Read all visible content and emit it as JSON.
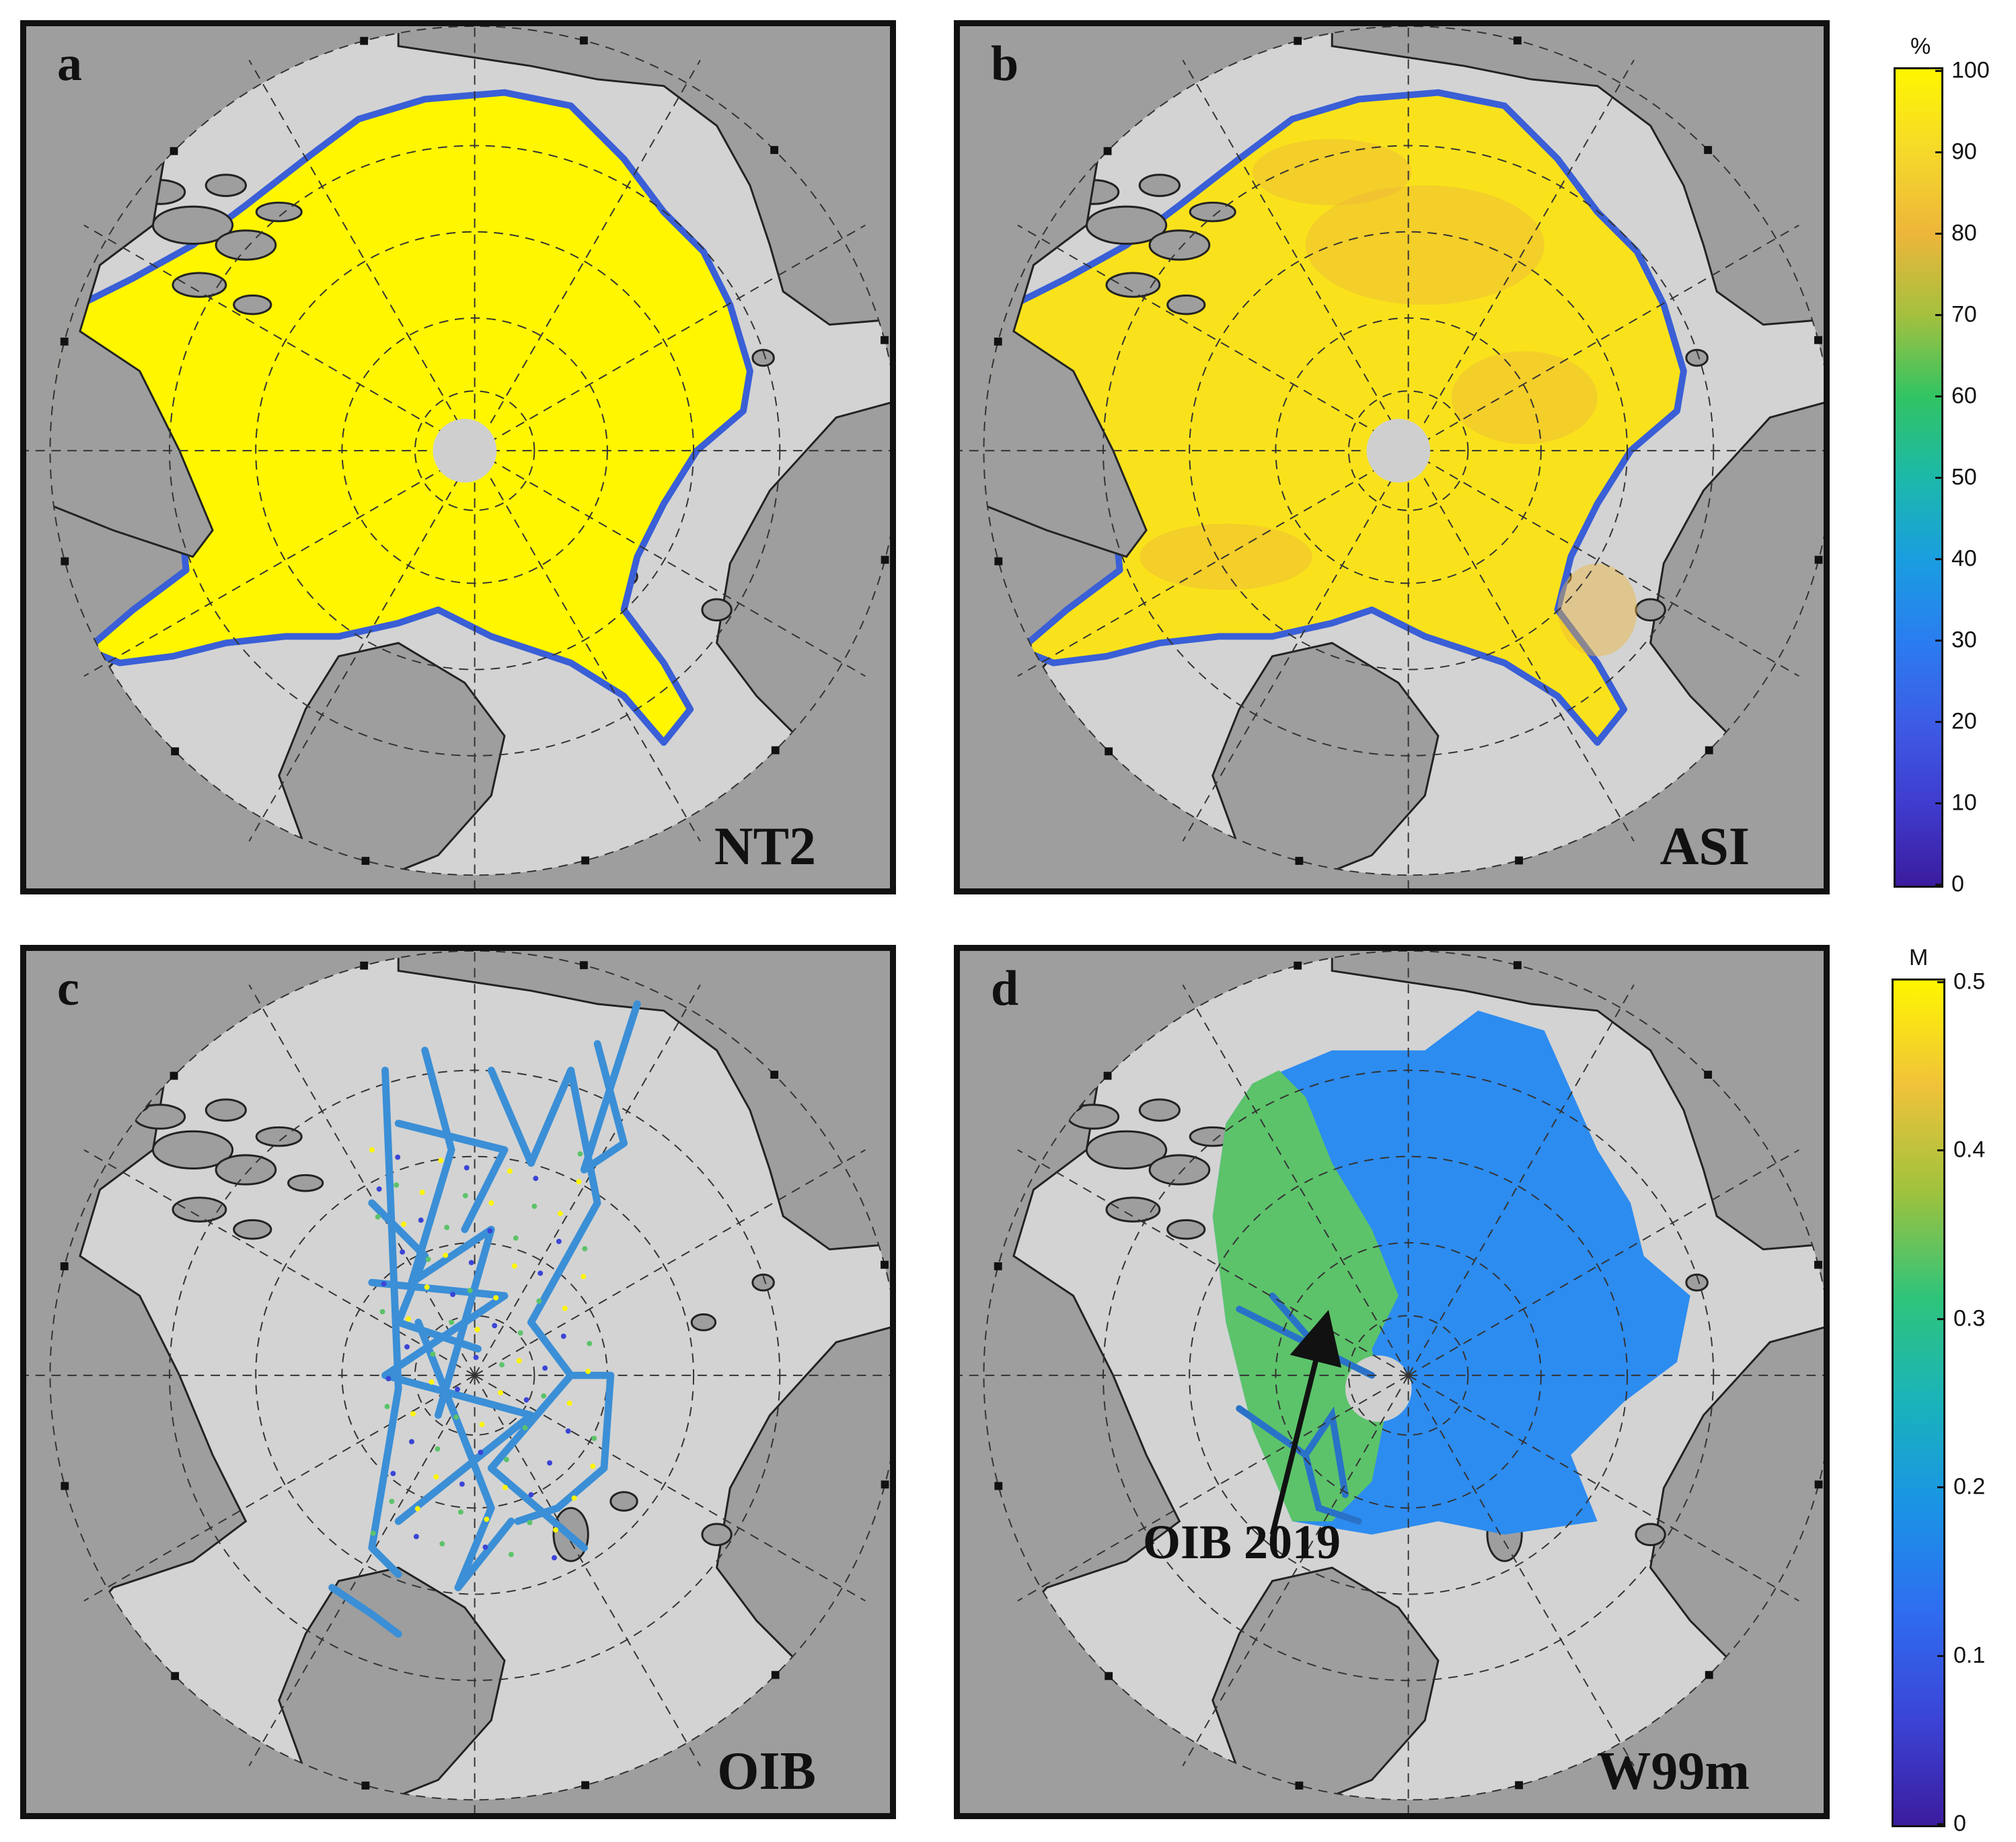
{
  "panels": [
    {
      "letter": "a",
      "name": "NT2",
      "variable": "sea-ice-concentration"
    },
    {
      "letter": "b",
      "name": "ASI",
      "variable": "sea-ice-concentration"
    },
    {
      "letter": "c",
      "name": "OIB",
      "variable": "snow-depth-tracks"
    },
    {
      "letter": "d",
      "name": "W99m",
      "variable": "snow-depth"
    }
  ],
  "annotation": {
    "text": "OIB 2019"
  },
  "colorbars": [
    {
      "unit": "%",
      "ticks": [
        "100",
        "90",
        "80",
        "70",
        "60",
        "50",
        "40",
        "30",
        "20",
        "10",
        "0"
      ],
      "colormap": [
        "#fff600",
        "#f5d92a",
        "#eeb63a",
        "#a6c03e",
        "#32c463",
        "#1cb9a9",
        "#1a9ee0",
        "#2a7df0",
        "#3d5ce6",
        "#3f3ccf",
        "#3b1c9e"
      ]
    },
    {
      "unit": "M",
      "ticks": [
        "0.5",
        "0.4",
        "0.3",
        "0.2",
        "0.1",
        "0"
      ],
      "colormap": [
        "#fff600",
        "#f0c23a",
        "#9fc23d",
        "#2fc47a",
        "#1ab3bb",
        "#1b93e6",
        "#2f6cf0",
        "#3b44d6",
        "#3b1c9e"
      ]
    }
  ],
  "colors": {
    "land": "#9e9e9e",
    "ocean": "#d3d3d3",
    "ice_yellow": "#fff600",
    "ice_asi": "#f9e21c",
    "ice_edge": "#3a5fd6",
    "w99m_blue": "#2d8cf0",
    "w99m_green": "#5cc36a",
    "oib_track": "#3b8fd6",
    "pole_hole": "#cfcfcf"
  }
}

┄┄┄┄┄┄┄┄┄┄

SHORT TASK: Find the word "variable" in the data and copy out each line where it turns up.

SOLUTION FOR THIS PROBLEM:
      "variable": "sea-ice-concentration"
      "variable": "sea-ice-concentration"
      "variable": "snow-depth-tracks"
      "variable": "snow-depth"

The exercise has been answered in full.